## Lines of data
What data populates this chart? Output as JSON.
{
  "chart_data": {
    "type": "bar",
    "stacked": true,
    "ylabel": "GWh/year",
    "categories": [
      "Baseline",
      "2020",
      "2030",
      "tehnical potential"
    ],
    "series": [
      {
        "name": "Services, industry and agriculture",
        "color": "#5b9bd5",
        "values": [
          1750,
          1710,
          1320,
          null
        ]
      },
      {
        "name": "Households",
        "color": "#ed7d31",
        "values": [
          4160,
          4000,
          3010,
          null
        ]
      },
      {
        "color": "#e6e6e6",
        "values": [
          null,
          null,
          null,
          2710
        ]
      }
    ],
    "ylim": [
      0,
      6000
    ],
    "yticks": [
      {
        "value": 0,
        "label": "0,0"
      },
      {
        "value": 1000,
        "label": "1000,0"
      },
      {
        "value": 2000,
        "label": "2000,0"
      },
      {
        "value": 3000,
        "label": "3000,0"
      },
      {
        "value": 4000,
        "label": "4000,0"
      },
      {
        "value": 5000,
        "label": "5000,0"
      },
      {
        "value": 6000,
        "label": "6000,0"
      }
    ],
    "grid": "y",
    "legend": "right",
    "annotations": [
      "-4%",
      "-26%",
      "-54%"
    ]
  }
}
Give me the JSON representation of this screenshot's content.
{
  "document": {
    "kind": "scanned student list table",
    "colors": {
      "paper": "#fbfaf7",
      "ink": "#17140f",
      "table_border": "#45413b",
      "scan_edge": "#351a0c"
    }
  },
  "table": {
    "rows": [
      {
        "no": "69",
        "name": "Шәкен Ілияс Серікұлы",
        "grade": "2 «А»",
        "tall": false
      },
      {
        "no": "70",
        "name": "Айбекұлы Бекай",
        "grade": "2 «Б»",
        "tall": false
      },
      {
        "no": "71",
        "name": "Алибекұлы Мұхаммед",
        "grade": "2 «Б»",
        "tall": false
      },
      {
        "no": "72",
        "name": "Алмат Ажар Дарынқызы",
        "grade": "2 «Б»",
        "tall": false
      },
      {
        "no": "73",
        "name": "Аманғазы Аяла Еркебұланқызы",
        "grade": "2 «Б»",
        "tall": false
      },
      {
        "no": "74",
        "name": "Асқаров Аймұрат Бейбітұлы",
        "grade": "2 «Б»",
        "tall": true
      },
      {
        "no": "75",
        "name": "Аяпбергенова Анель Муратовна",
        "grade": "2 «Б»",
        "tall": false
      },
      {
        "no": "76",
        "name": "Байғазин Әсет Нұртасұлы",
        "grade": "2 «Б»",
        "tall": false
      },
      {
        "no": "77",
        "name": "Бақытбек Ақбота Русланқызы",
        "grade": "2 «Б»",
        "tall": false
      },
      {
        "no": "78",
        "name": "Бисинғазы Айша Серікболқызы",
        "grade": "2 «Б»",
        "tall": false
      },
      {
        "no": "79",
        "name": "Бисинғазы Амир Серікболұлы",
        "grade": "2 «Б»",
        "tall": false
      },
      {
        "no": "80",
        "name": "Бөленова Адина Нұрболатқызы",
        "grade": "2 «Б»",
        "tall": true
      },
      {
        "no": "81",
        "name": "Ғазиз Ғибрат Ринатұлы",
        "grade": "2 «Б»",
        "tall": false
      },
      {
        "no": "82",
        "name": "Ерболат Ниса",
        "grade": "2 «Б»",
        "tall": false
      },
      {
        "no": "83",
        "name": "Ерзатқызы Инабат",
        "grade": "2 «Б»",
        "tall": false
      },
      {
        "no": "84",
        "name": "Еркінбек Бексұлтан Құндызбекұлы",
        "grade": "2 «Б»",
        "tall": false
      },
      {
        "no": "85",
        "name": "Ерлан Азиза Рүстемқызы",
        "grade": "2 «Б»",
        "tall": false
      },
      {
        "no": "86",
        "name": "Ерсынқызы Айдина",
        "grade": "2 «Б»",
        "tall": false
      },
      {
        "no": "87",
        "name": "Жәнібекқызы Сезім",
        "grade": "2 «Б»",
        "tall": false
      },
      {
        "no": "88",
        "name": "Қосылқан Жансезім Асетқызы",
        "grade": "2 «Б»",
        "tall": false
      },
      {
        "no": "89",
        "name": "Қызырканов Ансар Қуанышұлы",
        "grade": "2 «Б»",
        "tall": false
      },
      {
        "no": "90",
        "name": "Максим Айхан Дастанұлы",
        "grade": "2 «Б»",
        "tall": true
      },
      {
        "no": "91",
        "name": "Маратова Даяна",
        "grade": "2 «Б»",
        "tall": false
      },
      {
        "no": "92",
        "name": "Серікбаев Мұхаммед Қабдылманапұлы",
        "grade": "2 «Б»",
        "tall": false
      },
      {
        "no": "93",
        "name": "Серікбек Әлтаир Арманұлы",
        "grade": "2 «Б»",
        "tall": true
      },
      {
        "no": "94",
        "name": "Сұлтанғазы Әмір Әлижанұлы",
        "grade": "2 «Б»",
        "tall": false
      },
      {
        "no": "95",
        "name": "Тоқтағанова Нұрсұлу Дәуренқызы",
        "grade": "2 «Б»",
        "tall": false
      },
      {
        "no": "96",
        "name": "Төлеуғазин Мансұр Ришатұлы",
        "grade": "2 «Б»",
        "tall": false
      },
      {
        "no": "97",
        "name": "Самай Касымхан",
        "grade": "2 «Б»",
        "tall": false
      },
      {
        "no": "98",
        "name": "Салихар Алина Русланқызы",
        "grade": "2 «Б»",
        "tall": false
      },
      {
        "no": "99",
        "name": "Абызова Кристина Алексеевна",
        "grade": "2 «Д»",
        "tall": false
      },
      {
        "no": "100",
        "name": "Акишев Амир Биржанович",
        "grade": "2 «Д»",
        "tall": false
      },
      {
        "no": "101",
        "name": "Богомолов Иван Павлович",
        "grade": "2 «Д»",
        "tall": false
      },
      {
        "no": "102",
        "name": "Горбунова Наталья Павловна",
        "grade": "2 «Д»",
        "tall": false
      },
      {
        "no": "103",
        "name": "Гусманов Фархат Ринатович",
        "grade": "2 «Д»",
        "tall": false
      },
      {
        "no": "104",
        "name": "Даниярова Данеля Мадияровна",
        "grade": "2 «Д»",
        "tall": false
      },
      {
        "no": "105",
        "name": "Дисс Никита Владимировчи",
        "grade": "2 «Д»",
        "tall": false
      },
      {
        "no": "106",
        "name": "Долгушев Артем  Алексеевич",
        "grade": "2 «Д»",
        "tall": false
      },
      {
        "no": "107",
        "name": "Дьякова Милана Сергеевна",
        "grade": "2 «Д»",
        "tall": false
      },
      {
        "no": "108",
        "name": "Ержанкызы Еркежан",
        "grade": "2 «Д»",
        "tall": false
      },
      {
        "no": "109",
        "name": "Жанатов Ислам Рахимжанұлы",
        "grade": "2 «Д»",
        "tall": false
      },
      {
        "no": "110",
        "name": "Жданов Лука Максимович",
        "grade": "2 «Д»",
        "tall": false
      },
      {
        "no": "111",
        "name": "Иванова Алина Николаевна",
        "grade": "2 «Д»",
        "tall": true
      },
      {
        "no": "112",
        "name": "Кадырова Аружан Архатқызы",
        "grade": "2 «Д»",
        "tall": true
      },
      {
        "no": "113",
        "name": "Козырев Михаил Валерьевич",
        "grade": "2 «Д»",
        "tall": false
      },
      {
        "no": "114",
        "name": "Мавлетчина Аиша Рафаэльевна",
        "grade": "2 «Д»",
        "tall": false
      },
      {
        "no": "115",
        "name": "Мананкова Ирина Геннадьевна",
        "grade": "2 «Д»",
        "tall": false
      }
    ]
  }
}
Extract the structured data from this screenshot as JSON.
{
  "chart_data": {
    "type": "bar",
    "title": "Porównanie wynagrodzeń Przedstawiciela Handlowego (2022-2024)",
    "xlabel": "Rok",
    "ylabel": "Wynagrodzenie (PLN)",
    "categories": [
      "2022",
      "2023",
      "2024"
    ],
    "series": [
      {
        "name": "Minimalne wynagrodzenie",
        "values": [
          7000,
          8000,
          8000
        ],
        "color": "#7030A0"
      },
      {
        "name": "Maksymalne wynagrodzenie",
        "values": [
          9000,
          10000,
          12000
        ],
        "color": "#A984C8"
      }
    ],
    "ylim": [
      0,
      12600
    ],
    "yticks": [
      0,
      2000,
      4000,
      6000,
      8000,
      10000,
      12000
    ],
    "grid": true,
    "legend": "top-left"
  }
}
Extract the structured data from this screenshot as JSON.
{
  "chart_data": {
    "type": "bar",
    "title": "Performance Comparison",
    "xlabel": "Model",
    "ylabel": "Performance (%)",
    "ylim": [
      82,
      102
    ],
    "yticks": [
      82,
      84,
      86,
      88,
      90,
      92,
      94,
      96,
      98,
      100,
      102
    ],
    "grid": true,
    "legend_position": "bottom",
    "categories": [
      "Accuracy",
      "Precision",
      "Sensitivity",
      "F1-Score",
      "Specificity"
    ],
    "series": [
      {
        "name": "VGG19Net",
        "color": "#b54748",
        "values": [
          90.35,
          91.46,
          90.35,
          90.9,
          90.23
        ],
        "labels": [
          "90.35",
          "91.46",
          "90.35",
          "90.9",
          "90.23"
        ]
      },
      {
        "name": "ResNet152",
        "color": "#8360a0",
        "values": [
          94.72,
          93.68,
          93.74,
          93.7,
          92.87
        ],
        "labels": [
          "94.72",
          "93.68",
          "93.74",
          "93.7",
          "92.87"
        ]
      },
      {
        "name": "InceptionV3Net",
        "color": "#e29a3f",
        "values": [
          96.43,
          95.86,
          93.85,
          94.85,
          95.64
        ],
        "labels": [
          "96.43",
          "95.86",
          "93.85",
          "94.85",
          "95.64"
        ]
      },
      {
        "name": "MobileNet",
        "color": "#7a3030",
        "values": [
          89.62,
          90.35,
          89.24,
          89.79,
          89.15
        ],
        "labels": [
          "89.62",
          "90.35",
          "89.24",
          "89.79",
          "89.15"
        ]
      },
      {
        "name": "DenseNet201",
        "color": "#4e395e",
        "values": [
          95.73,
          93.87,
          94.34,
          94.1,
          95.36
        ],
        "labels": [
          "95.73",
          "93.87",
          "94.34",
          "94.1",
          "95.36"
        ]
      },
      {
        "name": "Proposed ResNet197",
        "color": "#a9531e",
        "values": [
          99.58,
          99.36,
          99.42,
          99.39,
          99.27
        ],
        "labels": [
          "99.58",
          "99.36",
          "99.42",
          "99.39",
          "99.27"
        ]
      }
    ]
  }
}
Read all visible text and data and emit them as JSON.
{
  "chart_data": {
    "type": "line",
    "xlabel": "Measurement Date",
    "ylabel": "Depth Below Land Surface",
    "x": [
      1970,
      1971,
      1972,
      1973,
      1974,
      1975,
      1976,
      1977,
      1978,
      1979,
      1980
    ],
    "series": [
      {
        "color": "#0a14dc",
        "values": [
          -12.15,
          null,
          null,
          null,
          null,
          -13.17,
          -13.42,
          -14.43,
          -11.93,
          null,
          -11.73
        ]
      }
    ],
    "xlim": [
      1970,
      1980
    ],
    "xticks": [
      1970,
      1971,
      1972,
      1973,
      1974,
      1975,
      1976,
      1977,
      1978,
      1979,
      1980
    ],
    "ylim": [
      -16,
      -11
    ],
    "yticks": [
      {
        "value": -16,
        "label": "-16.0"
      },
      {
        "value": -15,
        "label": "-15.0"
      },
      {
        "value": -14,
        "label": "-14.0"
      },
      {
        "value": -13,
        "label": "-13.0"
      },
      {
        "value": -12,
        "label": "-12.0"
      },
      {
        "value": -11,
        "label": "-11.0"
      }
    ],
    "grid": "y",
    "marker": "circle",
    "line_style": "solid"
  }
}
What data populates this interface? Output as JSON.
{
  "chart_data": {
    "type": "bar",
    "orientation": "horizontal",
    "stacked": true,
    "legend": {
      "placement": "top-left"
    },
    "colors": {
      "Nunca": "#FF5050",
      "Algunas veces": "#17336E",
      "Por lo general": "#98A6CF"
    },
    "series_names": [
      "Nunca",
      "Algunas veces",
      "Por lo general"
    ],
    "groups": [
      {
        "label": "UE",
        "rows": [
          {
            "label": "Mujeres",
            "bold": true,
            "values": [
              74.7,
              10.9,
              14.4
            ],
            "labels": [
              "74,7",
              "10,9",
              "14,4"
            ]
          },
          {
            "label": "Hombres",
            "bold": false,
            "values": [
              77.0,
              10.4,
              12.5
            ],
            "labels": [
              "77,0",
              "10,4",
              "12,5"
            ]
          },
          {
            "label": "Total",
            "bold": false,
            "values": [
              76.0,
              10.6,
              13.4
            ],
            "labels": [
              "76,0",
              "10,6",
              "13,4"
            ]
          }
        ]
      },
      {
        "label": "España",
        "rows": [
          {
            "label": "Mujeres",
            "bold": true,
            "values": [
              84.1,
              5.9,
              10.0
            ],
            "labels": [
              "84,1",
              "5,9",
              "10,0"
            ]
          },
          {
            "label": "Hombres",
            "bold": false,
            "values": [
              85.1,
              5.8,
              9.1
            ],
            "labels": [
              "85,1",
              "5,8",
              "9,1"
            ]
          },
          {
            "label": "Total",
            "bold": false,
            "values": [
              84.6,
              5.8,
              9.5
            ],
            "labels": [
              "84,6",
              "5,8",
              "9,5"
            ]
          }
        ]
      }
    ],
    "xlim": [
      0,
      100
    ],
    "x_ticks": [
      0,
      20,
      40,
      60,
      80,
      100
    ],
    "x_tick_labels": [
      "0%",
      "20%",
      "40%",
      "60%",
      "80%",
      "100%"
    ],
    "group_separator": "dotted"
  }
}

## Stated problem
For the listing above, identify each line bearing "Бисинғазы".

## Response for this exercise
        "name": "Бисинғазы Айша Серікболқызы",
        "name": "Бисинғазы Амир Серікболұлы",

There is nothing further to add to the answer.